**Consigne:** Relevez tous les noms de personnes qui figurent dans le texte proposé ci-dessous, dans l'ordre de leur première mention.

**Texte proposé:**
---

12 Jacob apprit à Rachel qu’il était de la parenté de son père, et le fils de Rébecca. Aussitôt celle-ci courut l’annoncer à son père. 13 Quand Laban sut qu’il s’agissait de son neveu Jacob, il courut à sa rencontre, il l’embrassa, le couvrit de baisers et le fit entrer dans sa maison. Là Jacob le mit au courant de tout. 14 Laban lui dit : “En vérité tu es de mes os et de ma chair.” Jacob resta chez lui tout un mois.
15 Laban dit alors à Jacob : “Ce n’est pas parce que tu es mon frère que tu vas travailler chez moi pour rien. Quel salaire me demandes-tu ?”
16 Laban avait deux filles. L’aînée s’appelait Léa et la plus jeune Rachel. 17 Léa avait des yeux sans éclat, alors que Rachel avait belle allure et beau visage. 18 Jacob aimait Rachel, il répondit : “Je te servirai sept ans pour Rachel, ta seconde fille.” 19 Laban lui répondit : “J’aime mieux te la donner à toi que de la donner à quelqu’un d’autre. Reste chez moi.”
20 Jacob travailla donc pour Rachel pendant sept ans qui ne lui parurent que quelques jours, tellement il l’aimait. 21 Au bout de ce temps Jacob dit à Laban : “Donne-moi ma femme puisque je t’ai servi le temps que je devais. Maintenant, je veux coucher avec elle.” 22 Laban invita donc tous les hommes de l’endroit et donna un grand repas. 23 Mais lorsque la nuit fut venue, il prit sa fille Léa et la conduisit vers Jacob qui s’unit à elle.

---

**Données fournies:**
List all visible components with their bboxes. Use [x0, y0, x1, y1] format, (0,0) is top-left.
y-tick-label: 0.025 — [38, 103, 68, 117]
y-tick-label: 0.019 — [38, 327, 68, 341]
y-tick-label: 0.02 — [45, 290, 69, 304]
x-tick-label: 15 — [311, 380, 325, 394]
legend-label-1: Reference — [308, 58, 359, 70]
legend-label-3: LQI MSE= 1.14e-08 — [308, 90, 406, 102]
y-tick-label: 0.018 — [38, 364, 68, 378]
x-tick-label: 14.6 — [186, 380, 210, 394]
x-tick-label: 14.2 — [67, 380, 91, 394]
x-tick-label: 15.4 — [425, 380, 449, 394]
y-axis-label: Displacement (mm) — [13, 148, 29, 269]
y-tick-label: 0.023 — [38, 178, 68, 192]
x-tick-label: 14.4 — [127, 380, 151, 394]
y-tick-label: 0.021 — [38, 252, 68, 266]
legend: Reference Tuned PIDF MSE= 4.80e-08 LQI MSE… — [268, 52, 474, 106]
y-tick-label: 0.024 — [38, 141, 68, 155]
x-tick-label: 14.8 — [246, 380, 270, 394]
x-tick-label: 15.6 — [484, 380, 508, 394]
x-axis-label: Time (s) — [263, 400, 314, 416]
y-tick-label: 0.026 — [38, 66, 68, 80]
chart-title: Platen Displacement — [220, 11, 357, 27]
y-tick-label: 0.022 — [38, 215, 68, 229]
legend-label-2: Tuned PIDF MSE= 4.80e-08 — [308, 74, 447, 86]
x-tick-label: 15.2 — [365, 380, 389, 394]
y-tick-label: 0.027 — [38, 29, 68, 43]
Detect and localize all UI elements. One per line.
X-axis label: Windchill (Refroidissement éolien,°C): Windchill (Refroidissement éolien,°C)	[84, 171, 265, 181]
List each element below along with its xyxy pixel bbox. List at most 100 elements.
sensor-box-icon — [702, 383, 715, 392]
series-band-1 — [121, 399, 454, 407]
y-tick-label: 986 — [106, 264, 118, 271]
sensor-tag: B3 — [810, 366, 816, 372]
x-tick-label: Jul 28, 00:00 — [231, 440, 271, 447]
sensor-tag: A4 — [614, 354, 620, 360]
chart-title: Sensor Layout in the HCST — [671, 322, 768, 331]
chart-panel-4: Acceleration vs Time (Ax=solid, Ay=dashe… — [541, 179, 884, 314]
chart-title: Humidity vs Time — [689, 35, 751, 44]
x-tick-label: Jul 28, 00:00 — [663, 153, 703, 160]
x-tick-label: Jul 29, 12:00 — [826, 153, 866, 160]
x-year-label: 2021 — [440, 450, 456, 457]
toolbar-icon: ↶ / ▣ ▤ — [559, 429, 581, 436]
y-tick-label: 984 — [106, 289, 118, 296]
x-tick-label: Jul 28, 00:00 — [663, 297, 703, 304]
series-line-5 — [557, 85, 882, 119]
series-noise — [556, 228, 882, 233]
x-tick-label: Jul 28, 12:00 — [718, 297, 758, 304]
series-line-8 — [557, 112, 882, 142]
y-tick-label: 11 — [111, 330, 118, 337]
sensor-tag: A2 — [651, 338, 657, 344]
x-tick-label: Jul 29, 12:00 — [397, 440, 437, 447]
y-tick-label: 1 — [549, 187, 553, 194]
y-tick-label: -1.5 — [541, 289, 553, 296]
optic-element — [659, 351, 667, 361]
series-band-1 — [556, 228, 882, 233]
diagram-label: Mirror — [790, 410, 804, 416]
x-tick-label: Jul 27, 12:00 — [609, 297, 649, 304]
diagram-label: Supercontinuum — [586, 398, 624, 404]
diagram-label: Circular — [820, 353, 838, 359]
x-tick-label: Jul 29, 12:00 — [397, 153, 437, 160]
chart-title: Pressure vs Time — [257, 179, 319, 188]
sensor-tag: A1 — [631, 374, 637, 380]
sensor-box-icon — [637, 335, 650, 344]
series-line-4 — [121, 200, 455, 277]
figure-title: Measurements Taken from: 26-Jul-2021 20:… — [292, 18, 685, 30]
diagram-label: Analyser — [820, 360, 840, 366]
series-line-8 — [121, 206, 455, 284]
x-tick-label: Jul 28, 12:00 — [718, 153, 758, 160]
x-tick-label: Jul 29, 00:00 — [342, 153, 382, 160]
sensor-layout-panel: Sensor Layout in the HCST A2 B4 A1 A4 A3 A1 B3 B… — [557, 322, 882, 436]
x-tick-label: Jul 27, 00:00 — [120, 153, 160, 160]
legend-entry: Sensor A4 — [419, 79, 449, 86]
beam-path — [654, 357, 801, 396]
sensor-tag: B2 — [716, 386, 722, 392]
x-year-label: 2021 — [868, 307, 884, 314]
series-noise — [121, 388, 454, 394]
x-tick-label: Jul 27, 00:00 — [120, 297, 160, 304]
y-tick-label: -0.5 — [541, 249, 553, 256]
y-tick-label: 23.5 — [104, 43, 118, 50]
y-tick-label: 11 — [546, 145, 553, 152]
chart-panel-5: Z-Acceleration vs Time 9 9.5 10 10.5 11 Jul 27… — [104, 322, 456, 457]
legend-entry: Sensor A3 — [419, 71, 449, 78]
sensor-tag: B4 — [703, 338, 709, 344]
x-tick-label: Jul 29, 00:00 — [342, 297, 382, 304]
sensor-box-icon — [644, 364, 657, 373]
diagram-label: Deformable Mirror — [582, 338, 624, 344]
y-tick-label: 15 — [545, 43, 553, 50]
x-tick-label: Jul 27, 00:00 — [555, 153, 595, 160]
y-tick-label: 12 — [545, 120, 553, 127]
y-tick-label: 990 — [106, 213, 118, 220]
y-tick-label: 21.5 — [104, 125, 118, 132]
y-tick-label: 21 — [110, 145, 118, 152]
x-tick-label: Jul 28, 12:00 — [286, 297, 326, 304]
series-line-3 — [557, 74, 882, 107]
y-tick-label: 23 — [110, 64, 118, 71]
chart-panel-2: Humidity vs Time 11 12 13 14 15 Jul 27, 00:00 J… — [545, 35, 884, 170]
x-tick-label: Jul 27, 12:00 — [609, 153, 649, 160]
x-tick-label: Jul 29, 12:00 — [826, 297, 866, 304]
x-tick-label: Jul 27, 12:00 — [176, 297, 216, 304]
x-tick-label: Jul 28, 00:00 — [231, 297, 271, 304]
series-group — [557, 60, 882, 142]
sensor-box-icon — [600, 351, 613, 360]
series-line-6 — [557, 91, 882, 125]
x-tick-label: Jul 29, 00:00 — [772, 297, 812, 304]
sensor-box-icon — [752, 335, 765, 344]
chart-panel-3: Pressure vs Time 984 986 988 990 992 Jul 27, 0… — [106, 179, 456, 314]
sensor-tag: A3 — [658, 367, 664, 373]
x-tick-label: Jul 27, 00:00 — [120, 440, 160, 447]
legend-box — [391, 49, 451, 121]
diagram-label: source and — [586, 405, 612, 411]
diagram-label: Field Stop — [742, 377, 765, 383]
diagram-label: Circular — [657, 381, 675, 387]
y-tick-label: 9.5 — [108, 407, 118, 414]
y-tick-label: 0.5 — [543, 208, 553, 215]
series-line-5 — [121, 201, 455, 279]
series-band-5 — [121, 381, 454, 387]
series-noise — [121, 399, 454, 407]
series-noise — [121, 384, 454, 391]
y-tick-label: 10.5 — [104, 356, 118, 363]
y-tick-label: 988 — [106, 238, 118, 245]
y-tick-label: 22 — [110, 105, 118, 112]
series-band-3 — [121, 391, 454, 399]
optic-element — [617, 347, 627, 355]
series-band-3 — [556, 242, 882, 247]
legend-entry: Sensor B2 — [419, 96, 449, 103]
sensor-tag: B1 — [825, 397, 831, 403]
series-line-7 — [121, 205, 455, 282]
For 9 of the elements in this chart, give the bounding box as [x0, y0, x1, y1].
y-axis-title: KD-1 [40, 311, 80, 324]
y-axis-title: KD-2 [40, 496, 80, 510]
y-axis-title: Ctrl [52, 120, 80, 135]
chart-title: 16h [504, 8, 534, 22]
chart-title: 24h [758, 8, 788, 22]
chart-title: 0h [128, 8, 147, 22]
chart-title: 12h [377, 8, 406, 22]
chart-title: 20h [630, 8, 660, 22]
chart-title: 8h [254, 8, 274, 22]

---

**Exercice corrigé:** Jacob, Rachel, Rébecca, Laban, Léa